===== Data lines

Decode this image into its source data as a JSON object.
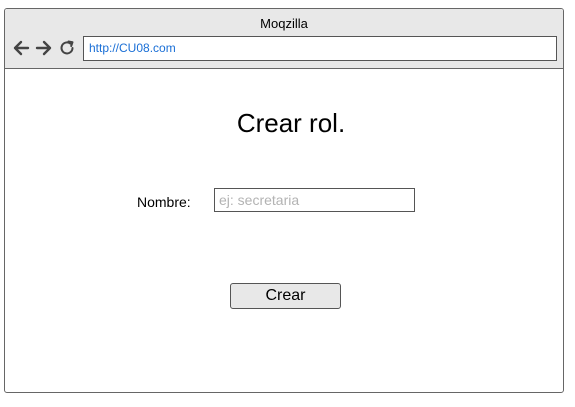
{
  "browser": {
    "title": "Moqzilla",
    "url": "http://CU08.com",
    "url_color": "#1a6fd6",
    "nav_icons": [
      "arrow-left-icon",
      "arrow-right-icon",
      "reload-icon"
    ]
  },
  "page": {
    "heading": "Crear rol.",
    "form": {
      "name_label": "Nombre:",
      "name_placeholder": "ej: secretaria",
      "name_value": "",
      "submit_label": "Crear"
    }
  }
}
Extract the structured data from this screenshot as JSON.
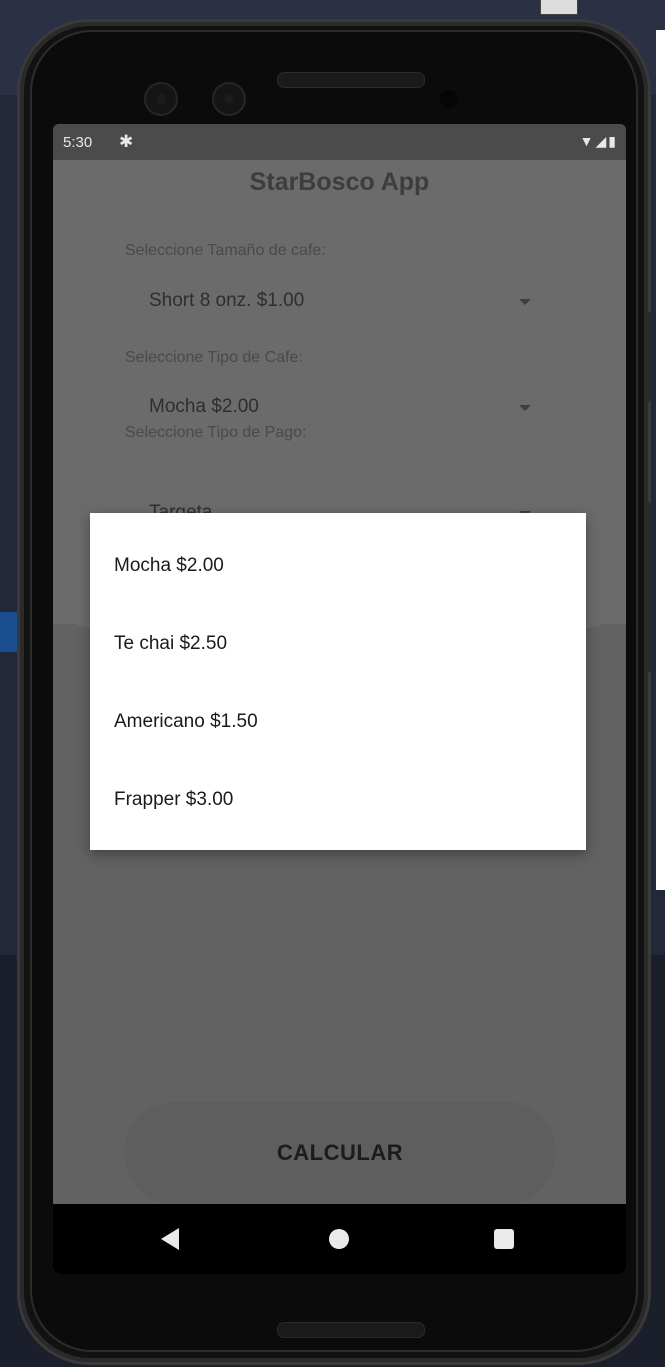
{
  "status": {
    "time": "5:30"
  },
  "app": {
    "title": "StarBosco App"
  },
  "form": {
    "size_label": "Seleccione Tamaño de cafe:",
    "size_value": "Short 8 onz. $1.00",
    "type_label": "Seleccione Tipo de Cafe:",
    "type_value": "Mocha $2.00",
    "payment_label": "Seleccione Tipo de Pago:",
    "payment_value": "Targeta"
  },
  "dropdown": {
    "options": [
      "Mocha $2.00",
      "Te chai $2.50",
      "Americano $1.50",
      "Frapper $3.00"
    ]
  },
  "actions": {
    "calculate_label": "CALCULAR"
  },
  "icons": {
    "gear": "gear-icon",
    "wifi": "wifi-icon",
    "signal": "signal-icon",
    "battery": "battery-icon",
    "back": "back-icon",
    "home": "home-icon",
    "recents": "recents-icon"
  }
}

==========

Reproduce the data verbatim. Do not carry any picture into the copy.

Decode this image into its source data as a JSON object.
{
  "browser": {
    "title": "Moqzilla",
    "url": "http://CU08.com",
    "url_color": "#1a6fd6",
    "nav_icons": [
      "arrow-left-icon",
      "arrow-right-icon",
      "reload-icon"
    ]
  },
  "page": {
    "heading": "Crear rol.",
    "form": {
      "name_label": "Nombre:",
      "name_placeholder": "ej: secretaria",
      "name_value": "",
      "submit_label": "Crear"
    }
  }
}
Extract the structured data from this screenshot as JSON.
{
  "status": {
    "time": "5:30"
  },
  "app": {
    "title": "StarBosco App"
  },
  "form": {
    "size_label": "Seleccione Tamaño de cafe:",
    "size_value": "Short 8 onz. $1.00",
    "type_label": "Seleccione Tipo de Cafe:",
    "type_value": "Mocha $2.00",
    "payment_label": "Seleccione Tipo de Pago:",
    "payment_value": "Targeta"
  },
  "dropdown": {
    "options": [
      "Mocha $2.00",
      "Te chai $2.50",
      "Americano $1.50",
      "Frapper $3.00"
    ]
  },
  "actions": {
    "calculate_label": "CALCULAR"
  },
  "icons": {
    "gear": "gear-icon",
    "wifi": "wifi-icon",
    "signal": "signal-icon",
    "battery": "battery-icon",
    "back": "back-icon",
    "home": "home-icon",
    "recents": "recents-icon"
  }
}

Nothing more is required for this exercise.